(Stored data)
+-------+

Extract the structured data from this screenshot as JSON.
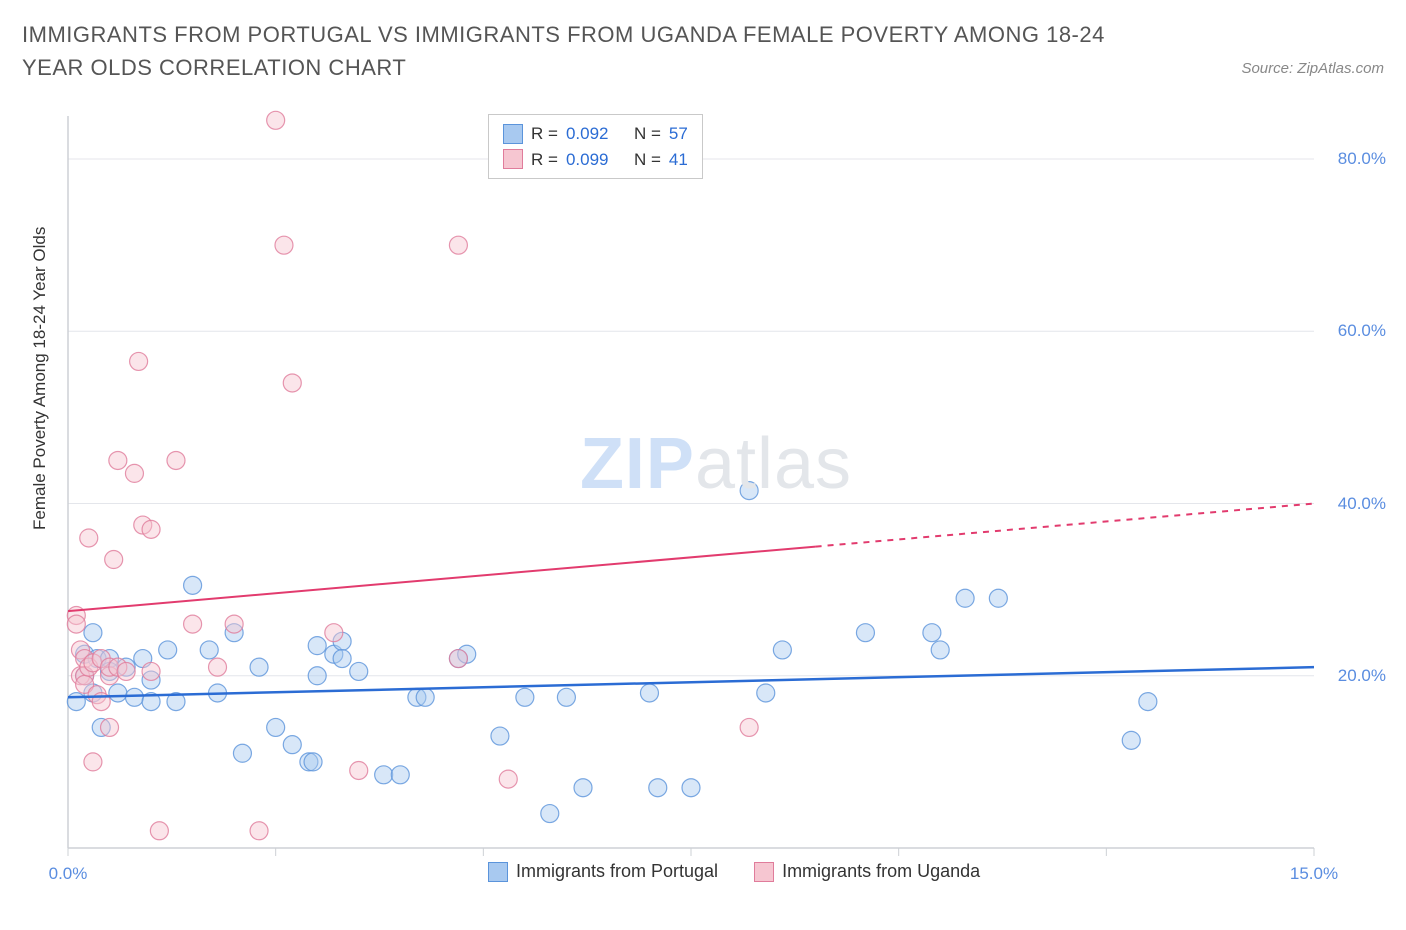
{
  "title": "IMMIGRANTS FROM PORTUGAL VS IMMIGRANTS FROM UGANDA FEMALE POVERTY AMONG 18-24 YEAR OLDS CORRELATION CHART",
  "source_label": "Source: ZipAtlas.com",
  "ylabel": "Female Poverty Among 18-24 Year Olds",
  "watermark_zip": "ZIP",
  "watermark_atlas": "atlas",
  "top_legend": {
    "series": [
      {
        "text_r": "R =",
        "r": "0.092",
        "text_n": "N =",
        "n": "57"
      },
      {
        "text_r": "R =",
        "r": "0.099",
        "text_n": "N =",
        "n": "41"
      }
    ]
  },
  "bottom_legend": {
    "items": [
      {
        "label": "Immigrants from Portugal"
      },
      {
        "label": "Immigrants from Uganda"
      }
    ]
  },
  "chart": {
    "type": "scatter",
    "background_color": "#ffffff",
    "grid_color": "#e4e6eb",
    "axis_color": "#cdd0d5",
    "xlim": [
      0,
      15
    ],
    "ylim": [
      0,
      85
    ],
    "xticks": [
      0,
      2.5,
      5,
      7.5,
      10,
      12.5,
      15
    ],
    "xtick_labels": [
      "0.0%",
      "",
      "",
      "",
      "",
      "",
      "15.0%"
    ],
    "yticks": [
      20,
      40,
      60,
      80
    ],
    "ytick_labels": [
      "20.0%",
      "40.0%",
      "60.0%",
      "80.0%"
    ],
    "tick_label_color": "#5a8de0",
    "tick_label_fontsize": 17,
    "marker_radius": 9,
    "marker_opacity": 0.45,
    "series": [
      {
        "name": "portugal",
        "marker_fill": "#a8c9f0",
        "marker_stroke": "#5b94db",
        "trend_color": "#2b6cd4",
        "trend_width": 2.5,
        "trend_dash_after": 15,
        "trend": {
          "x1": 0,
          "y1": 17.5,
          "x2": 15,
          "y2": 21
        },
        "points": [
          [
            0.1,
            17
          ],
          [
            0.2,
            20
          ],
          [
            0.2,
            22.5
          ],
          [
            0.3,
            18
          ],
          [
            0.3,
            25
          ],
          [
            0.35,
            22
          ],
          [
            0.4,
            14
          ],
          [
            0.5,
            22
          ],
          [
            0.5,
            20.5
          ],
          [
            0.6,
            18
          ],
          [
            0.7,
            21
          ],
          [
            0.8,
            17.5
          ],
          [
            0.9,
            22
          ],
          [
            1.0,
            17
          ],
          [
            1.0,
            19.5
          ],
          [
            1.2,
            23
          ],
          [
            1.3,
            17
          ],
          [
            1.5,
            30.5
          ],
          [
            1.7,
            23
          ],
          [
            1.8,
            18
          ],
          [
            2.0,
            25
          ],
          [
            2.1,
            11
          ],
          [
            2.3,
            21
          ],
          [
            2.5,
            14
          ],
          [
            2.7,
            12
          ],
          [
            2.9,
            10
          ],
          [
            2.95,
            10
          ],
          [
            3.0,
            23.5
          ],
          [
            3.0,
            20
          ],
          [
            3.2,
            22.5
          ],
          [
            3.3,
            24
          ],
          [
            3.3,
            22
          ],
          [
            3.5,
            20.5
          ],
          [
            3.8,
            8.5
          ],
          [
            4.0,
            8.5
          ],
          [
            4.2,
            17.5
          ],
          [
            4.3,
            17.5
          ],
          [
            4.7,
            22
          ],
          [
            4.8,
            22.5
          ],
          [
            5.2,
            13
          ],
          [
            5.5,
            17.5
          ],
          [
            5.8,
            4
          ],
          [
            6.0,
            17.5
          ],
          [
            6.2,
            7
          ],
          [
            7.0,
            18
          ],
          [
            7.1,
            7
          ],
          [
            7.5,
            7
          ],
          [
            8.2,
            41.5
          ],
          [
            8.4,
            18
          ],
          [
            8.6,
            23
          ],
          [
            9.6,
            25
          ],
          [
            10.4,
            25
          ],
          [
            10.5,
            23
          ],
          [
            10.8,
            29
          ],
          [
            11.2,
            29
          ],
          [
            12.8,
            12.5
          ],
          [
            13.0,
            17
          ]
        ]
      },
      {
        "name": "uganda",
        "marker_fill": "#f6c6d1",
        "marker_stroke": "#e07c9b",
        "trend_color": "#e23b6e",
        "trend_width": 2,
        "trend_dash_after": 9,
        "trend": {
          "x1": 0,
          "y1": 27.5,
          "x2": 15,
          "y2": 40
        },
        "points": [
          [
            0.1,
            27
          ],
          [
            0.1,
            26
          ],
          [
            0.15,
            23
          ],
          [
            0.15,
            20
          ],
          [
            0.2,
            22
          ],
          [
            0.2,
            20
          ],
          [
            0.2,
            19
          ],
          [
            0.25,
            36
          ],
          [
            0.25,
            21
          ],
          [
            0.3,
            21.5
          ],
          [
            0.3,
            10
          ],
          [
            0.35,
            17.8
          ],
          [
            0.4,
            17
          ],
          [
            0.4,
            22
          ],
          [
            0.5,
            14
          ],
          [
            0.5,
            20
          ],
          [
            0.5,
            21
          ],
          [
            0.55,
            33.5
          ],
          [
            0.6,
            45
          ],
          [
            0.6,
            21
          ],
          [
            0.7,
            20.5
          ],
          [
            0.8,
            43.5
          ],
          [
            0.85,
            56.5
          ],
          [
            0.9,
            37.5
          ],
          [
            1.0,
            20.5
          ],
          [
            1.0,
            37
          ],
          [
            1.1,
            2
          ],
          [
            1.3,
            45
          ],
          [
            1.5,
            26
          ],
          [
            1.8,
            21
          ],
          [
            2.0,
            26
          ],
          [
            2.3,
            2
          ],
          [
            2.5,
            84.5
          ],
          [
            2.6,
            70
          ],
          [
            2.7,
            54
          ],
          [
            3.2,
            25
          ],
          [
            3.5,
            9
          ],
          [
            4.7,
            70
          ],
          [
            4.7,
            22
          ],
          [
            5.3,
            8
          ],
          [
            8.2,
            14
          ]
        ]
      }
    ]
  }
}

+-------+

- STATED GOAL -
Without including any pictures, print all of the material exactly as given.

- OUTPUT FOR THIS TASK -
Extract the structured data from this screenshot as JSON.
{
  "title": "IMMIGRANTS FROM PORTUGAL VS IMMIGRANTS FROM UGANDA FEMALE POVERTY AMONG 18-24 YEAR OLDS CORRELATION CHART",
  "source_label": "Source: ZipAtlas.com",
  "ylabel": "Female Poverty Among 18-24 Year Olds",
  "watermark_zip": "ZIP",
  "watermark_atlas": "atlas",
  "top_legend": {
    "series": [
      {
        "text_r": "R =",
        "r": "0.092",
        "text_n": "N =",
        "n": "57"
      },
      {
        "text_r": "R =",
        "r": "0.099",
        "text_n": "N =",
        "n": "41"
      }
    ]
  },
  "bottom_legend": {
    "items": [
      {
        "label": "Immigrants from Portugal"
      },
      {
        "label": "Immigrants from Uganda"
      }
    ]
  },
  "chart": {
    "type": "scatter",
    "background_color": "#ffffff",
    "grid_color": "#e4e6eb",
    "axis_color": "#cdd0d5",
    "xlim": [
      0,
      15
    ],
    "ylim": [
      0,
      85
    ],
    "xticks": [
      0,
      2.5,
      5,
      7.5,
      10,
      12.5,
      15
    ],
    "xtick_labels": [
      "0.0%",
      "",
      "",
      "",
      "",
      "",
      "15.0%"
    ],
    "yticks": [
      20,
      40,
      60,
      80
    ],
    "ytick_labels": [
      "20.0%",
      "40.0%",
      "60.0%",
      "80.0%"
    ],
    "tick_label_color": "#5a8de0",
    "tick_label_fontsize": 17,
    "marker_radius": 9,
    "marker_opacity": 0.45,
    "series": [
      {
        "name": "portugal",
        "marker_fill": "#a8c9f0",
        "marker_stroke": "#5b94db",
        "trend_color": "#2b6cd4",
        "trend_width": 2.5,
        "trend_dash_after": 15,
        "trend": {
          "x1": 0,
          "y1": 17.5,
          "x2": 15,
          "y2": 21
        },
        "points": [
          [
            0.1,
            17
          ],
          [
            0.2,
            20
          ],
          [
            0.2,
            22.5
          ],
          [
            0.3,
            18
          ],
          [
            0.3,
            25
          ],
          [
            0.35,
            22
          ],
          [
            0.4,
            14
          ],
          [
            0.5,
            22
          ],
          [
            0.5,
            20.5
          ],
          [
            0.6,
            18
          ],
          [
            0.7,
            21
          ],
          [
            0.8,
            17.5
          ],
          [
            0.9,
            22
          ],
          [
            1.0,
            17
          ],
          [
            1.0,
            19.5
          ],
          [
            1.2,
            23
          ],
          [
            1.3,
            17
          ],
          [
            1.5,
            30.5
          ],
          [
            1.7,
            23
          ],
          [
            1.8,
            18
          ],
          [
            2.0,
            25
          ],
          [
            2.1,
            11
          ],
          [
            2.3,
            21
          ],
          [
            2.5,
            14
          ],
          [
            2.7,
            12
          ],
          [
            2.9,
            10
          ],
          [
            2.95,
            10
          ],
          [
            3.0,
            23.5
          ],
          [
            3.0,
            20
          ],
          [
            3.2,
            22.5
          ],
          [
            3.3,
            24
          ],
          [
            3.3,
            22
          ],
          [
            3.5,
            20.5
          ],
          [
            3.8,
            8.5
          ],
          [
            4.0,
            8.5
          ],
          [
            4.2,
            17.5
          ],
          [
            4.3,
            17.5
          ],
          [
            4.7,
            22
          ],
          [
            4.8,
            22.5
          ],
          [
            5.2,
            13
          ],
          [
            5.5,
            17.5
          ],
          [
            5.8,
            4
          ],
          [
            6.0,
            17.5
          ],
          [
            6.2,
            7
          ],
          [
            7.0,
            18
          ],
          [
            7.1,
            7
          ],
          [
            7.5,
            7
          ],
          [
            8.2,
            41.5
          ],
          [
            8.4,
            18
          ],
          [
            8.6,
            23
          ],
          [
            9.6,
            25
          ],
          [
            10.4,
            25
          ],
          [
            10.5,
            23
          ],
          [
            10.8,
            29
          ],
          [
            11.2,
            29
          ],
          [
            12.8,
            12.5
          ],
          [
            13.0,
            17
          ]
        ]
      },
      {
        "name": "uganda",
        "marker_fill": "#f6c6d1",
        "marker_stroke": "#e07c9b",
        "trend_color": "#e23b6e",
        "trend_width": 2,
        "trend_dash_after": 9,
        "trend": {
          "x1": 0,
          "y1": 27.5,
          "x2": 15,
          "y2": 40
        },
        "points": [
          [
            0.1,
            27
          ],
          [
            0.1,
            26
          ],
          [
            0.15,
            23
          ],
          [
            0.15,
            20
          ],
          [
            0.2,
            22
          ],
          [
            0.2,
            20
          ],
          [
            0.2,
            19
          ],
          [
            0.25,
            36
          ],
          [
            0.25,
            21
          ],
          [
            0.3,
            21.5
          ],
          [
            0.3,
            10
          ],
          [
            0.35,
            17.8
          ],
          [
            0.4,
            17
          ],
          [
            0.4,
            22
          ],
          [
            0.5,
            14
          ],
          [
            0.5,
            20
          ],
          [
            0.5,
            21
          ],
          [
            0.55,
            33.5
          ],
          [
            0.6,
            45
          ],
          [
            0.6,
            21
          ],
          [
            0.7,
            20.5
          ],
          [
            0.8,
            43.5
          ],
          [
            0.85,
            56.5
          ],
          [
            0.9,
            37.5
          ],
          [
            1.0,
            20.5
          ],
          [
            1.0,
            37
          ],
          [
            1.1,
            2
          ],
          [
            1.3,
            45
          ],
          [
            1.5,
            26
          ],
          [
            1.8,
            21
          ],
          [
            2.0,
            26
          ],
          [
            2.3,
            2
          ],
          [
            2.5,
            84.5
          ],
          [
            2.6,
            70
          ],
          [
            2.7,
            54
          ],
          [
            3.2,
            25
          ],
          [
            3.5,
            9
          ],
          [
            4.7,
            70
          ],
          [
            4.7,
            22
          ],
          [
            5.3,
            8
          ],
          [
            8.2,
            14
          ]
        ]
      }
    ]
  }
}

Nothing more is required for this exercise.